# [Records for the exercise]
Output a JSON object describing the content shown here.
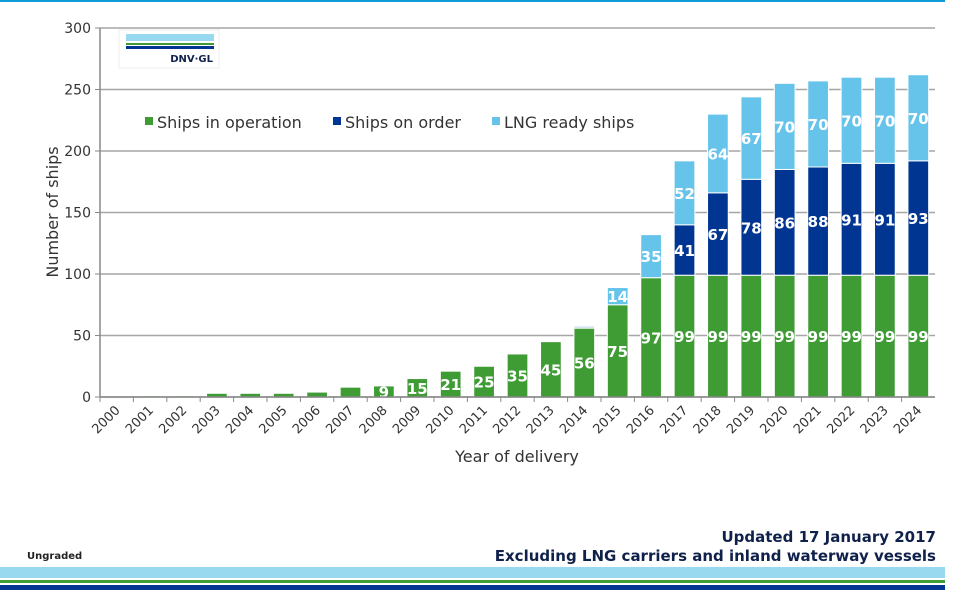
{
  "chart_data": {
    "type": "bar",
    "stacked": true,
    "categories": [
      "2000",
      "2001",
      "2002",
      "2003",
      "2004",
      "2005",
      "2006",
      "2007",
      "2008",
      "2009",
      "2010",
      "2011",
      "2012",
      "2013",
      "2014",
      "2015",
      "2016",
      "2017",
      "2018",
      "2019",
      "2020",
      "2021",
      "2022",
      "2023",
      "2024"
    ],
    "series": [
      {
        "name": "Ships in operation",
        "color": "#3f9c35",
        "values": [
          0,
          1,
          1,
          3,
          3,
          3,
          4,
          8,
          9,
          15,
          21,
          25,
          35,
          45,
          56,
          75,
          97,
          99,
          99,
          99,
          99,
          99,
          99,
          99,
          99
        ]
      },
      {
        "name": "Ships on order",
        "color": "#003591",
        "values": [
          0,
          0,
          0,
          0,
          0,
          0,
          0,
          0,
          0,
          0,
          0,
          0,
          0,
          0,
          1,
          0,
          0,
          41,
          67,
          78,
          86,
          88,
          91,
          91,
          93
        ]
      },
      {
        "name": "LNG ready ships",
        "color": "#66c3ea",
        "values": [
          0,
          0,
          0,
          0,
          0,
          0,
          0,
          0,
          0,
          0,
          0,
          0,
          0,
          0,
          1,
          14,
          35,
          52,
          64,
          67,
          70,
          70,
          70,
          70,
          70
        ]
      }
    ],
    "xlabel": "Year of delivery",
    "ylabel": "Number of ships",
    "ylim": [
      0,
      300
    ],
    "yticks": [
      "0",
      "50",
      "100",
      "150",
      "200",
      "250",
      "300"
    ],
    "grid": true,
    "legend": "top-left"
  },
  "logo": "DNV·GL",
  "footer": {
    "updated": "Updated 17 January 2017",
    "note": "Excluding LNG carriers and inland waterway vessels",
    "classification": "Ungraded"
  }
}
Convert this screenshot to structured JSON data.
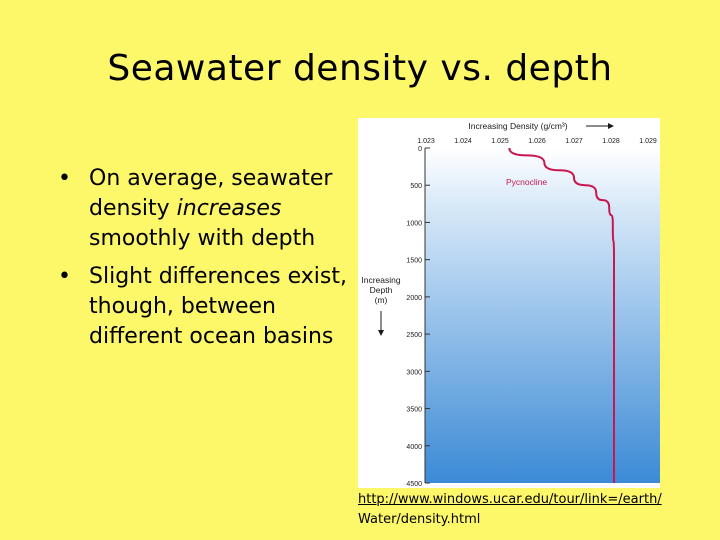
{
  "slide": {
    "title": "Seawater density vs. depth",
    "bullets": [
      {
        "before": "On average, seawater density ",
        "emphasis": "increases",
        "after": " smoothly with depth"
      },
      {
        "before": "Slight differences exist, though, between different ocean basins",
        "emphasis": "",
        "after": ""
      }
    ],
    "bullet_glyph": "•",
    "source": {
      "line1": "http://www.windows.ucar.edu/tour/link=/earth/",
      "line2": "Water/density.html"
    }
  },
  "chart_data": {
    "type": "line",
    "title": "Increasing Density (g/cm³)",
    "xlabel": "Increasing Density (g/cm³)",
    "ylabel": "Increasing Depth (m)",
    "x_ticks": [
      "1.023",
      "1.024",
      "1.025",
      "1.026",
      "1.027",
      "1.028",
      "1.029"
    ],
    "y_ticks": [
      "0",
      "500",
      "1000",
      "1500",
      "2000",
      "2500",
      "3000",
      "3500",
      "4000",
      "4500"
    ],
    "xlim": [
      1.023,
      1.029
    ],
    "ylim": [
      0,
      4500
    ],
    "y_inverted": true,
    "grid": false,
    "annotation": "Pycnocline",
    "series": [
      {
        "x": [
          1.02525,
          1.0262,
          1.027,
          1.0276,
          1.02795,
          1.02805,
          1.02808,
          1.02808
        ],
        "y": [
          0,
          200,
          400,
          600,
          800,
          1000,
          1500,
          4500
        ]
      }
    ],
    "colors": {
      "line": "#c8164e",
      "text": "#1a1a1a",
      "annotation": "#c8164e"
    }
  }
}
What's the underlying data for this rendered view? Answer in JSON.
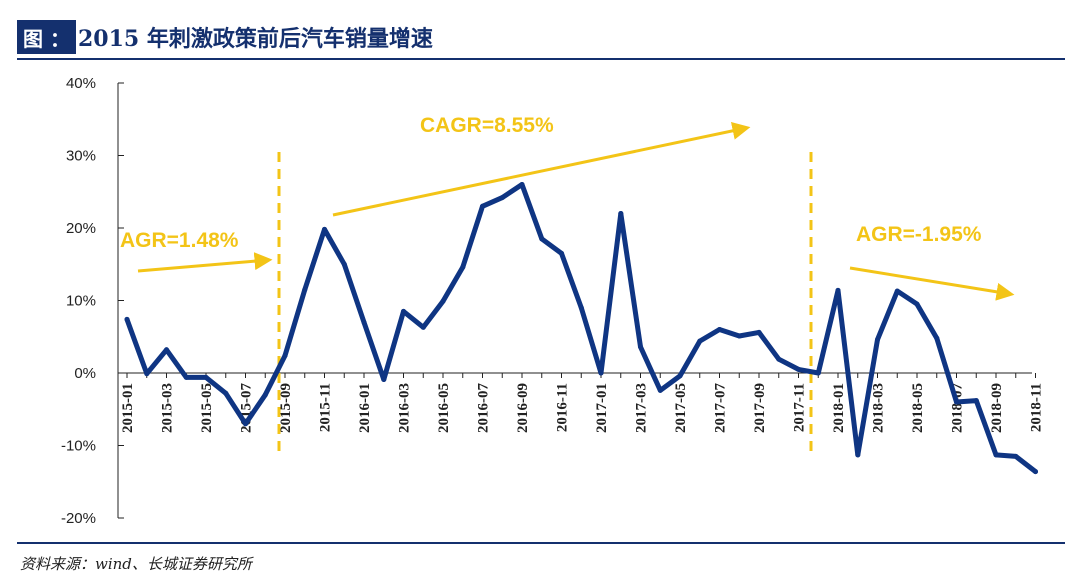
{
  "header": {
    "label": "图 ：",
    "title": "2015 年刺激政策前后汽车销量增速"
  },
  "footer": {
    "source": "资料来源：wind、长城证券研究所"
  },
  "colors": {
    "line": "#0f3583",
    "accent": "#f3c417",
    "header_bg": "#14306e"
  },
  "chart_data": {
    "type": "line",
    "title": "2015 年刺激政策前后汽车销量增速",
    "xlabel": "",
    "ylabel": "",
    "ylim": [
      -20,
      40
    ],
    "yticks": [
      40,
      30,
      20,
      10,
      0,
      -10,
      -20
    ],
    "ytick_labels": [
      "40%",
      "30%",
      "20%",
      "10%",
      "0%",
      "-10%",
      "-20%"
    ],
    "xtick_labels": [
      "2015-01",
      "2015-03",
      "2015-05",
      "2015-07",
      "2015-09",
      "2015-11",
      "2016-01",
      "2016-03",
      "2016-05",
      "2016-07",
      "2016-09",
      "2016-11",
      "2017-01",
      "2017-03",
      "2017-05",
      "2017-07",
      "2017-09",
      "2017-11",
      "2018-01",
      "2018-03",
      "2018-05",
      "2018-07",
      "2018-09",
      "2018-11"
    ],
    "series": [
      {
        "values": [
          7.4,
          -0.1,
          3.2,
          -0.6,
          -0.6,
          -2.8,
          -7.0,
          -3.0,
          2.4,
          11.5,
          19.8,
          15.0,
          7.0,
          -0.9,
          8.5,
          6.3,
          9.9,
          14.6,
          23.0,
          24.2,
          26.0,
          18.5,
          16.5,
          9.0,
          0.0,
          22.0,
          3.6,
          -2.4,
          -0.4,
          4.4,
          6.0,
          5.1,
          5.6,
          1.9,
          0.5,
          0.0,
          11.4,
          -11.3,
          4.6,
          11.3,
          9.5,
          4.8,
          -4.0,
          -3.8,
          -11.3,
          -11.5,
          -13.6
        ],
        "color": "#0f3583"
      }
    ],
    "annotations": [
      {
        "text": "AGR=1.48%"
      },
      {
        "text": "CAGR=8.55%"
      },
      {
        "text": "AGR=-1.95%"
      }
    ],
    "grid": false
  }
}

# [Task to complete]
Pick out the lines above that hold the string "true" and show them.

# [Answer to the problem]
    "stacked": true,
    "grid": true,
    "y_inverted": true,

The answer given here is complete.